━━ Document passage ━━

In July 1998, plaintiff suffered a right shoulder injury while performing his firefighter duties. Mr. Sauro had been a firefighter since August 5, 1991. In October 2000, the board granted plaintiff an accidental disability pension for his on-the-job shoulder injury. In April 2011, footage of plaintiff lifting substantial weights at the gym aired on a local television channel. The board subsequently ordered plaintiff to submit to an independent medical examination (IME). At the 2011 IME, it was determined that the plaintiff remained disabled from his 1998 injury. Again in 2013, the board directed plaintiff to undergo an IME, to be conducted by Brian McKeon, M.D., in Boston, Massachusetts; plaintiff refused to do so because, he asserted, he was bedridden due to both physical and psychological illnesses. The city then hired a private investigator to undertake surveillance of plaintiff. In September 2013, plaintiff was observed leaving his home, driving his vehicle, and shopping at various retail stores. On December 18, 2013, the board voted to suspend plaintiff’s accidental disability pension based on his failure to attend the IME that had been scheduled for October 16, 2013.

━━━

→ Task directions
Answer these questions about the firefighter pension passage above:
(a) In what month and year did the board grant the accidental disability pension?
(b) Which doctor was to conduct the 2013 IME?
(c) For what date had the missed IME been scheduled?

━━ The data ━━

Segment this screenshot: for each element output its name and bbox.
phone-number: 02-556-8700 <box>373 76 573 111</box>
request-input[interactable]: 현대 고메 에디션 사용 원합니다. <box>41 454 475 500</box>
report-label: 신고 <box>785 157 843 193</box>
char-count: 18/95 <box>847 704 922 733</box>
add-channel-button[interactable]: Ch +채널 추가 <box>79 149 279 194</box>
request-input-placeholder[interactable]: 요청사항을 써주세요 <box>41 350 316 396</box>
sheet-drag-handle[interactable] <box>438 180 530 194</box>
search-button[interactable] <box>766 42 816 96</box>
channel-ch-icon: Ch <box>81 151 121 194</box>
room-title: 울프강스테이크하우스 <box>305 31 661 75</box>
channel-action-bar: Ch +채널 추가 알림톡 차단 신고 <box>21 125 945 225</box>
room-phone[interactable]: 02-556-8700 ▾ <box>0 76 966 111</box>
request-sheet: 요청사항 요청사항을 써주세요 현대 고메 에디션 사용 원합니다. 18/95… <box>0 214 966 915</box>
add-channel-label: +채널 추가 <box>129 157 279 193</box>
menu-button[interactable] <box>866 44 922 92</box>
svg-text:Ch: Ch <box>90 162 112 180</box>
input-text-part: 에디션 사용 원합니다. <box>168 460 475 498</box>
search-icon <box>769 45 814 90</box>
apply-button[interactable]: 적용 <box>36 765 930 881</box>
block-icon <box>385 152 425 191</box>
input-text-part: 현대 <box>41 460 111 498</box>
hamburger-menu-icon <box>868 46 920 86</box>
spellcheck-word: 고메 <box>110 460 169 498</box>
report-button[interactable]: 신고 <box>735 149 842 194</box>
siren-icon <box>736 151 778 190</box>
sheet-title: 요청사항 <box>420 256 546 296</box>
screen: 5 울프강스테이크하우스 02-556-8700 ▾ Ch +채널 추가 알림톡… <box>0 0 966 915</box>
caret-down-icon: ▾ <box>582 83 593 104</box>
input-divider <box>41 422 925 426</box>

━━━

→ Solved problem
(a) October 2000
(b) Brian McKeon, M.D.
(c) October 16, 2013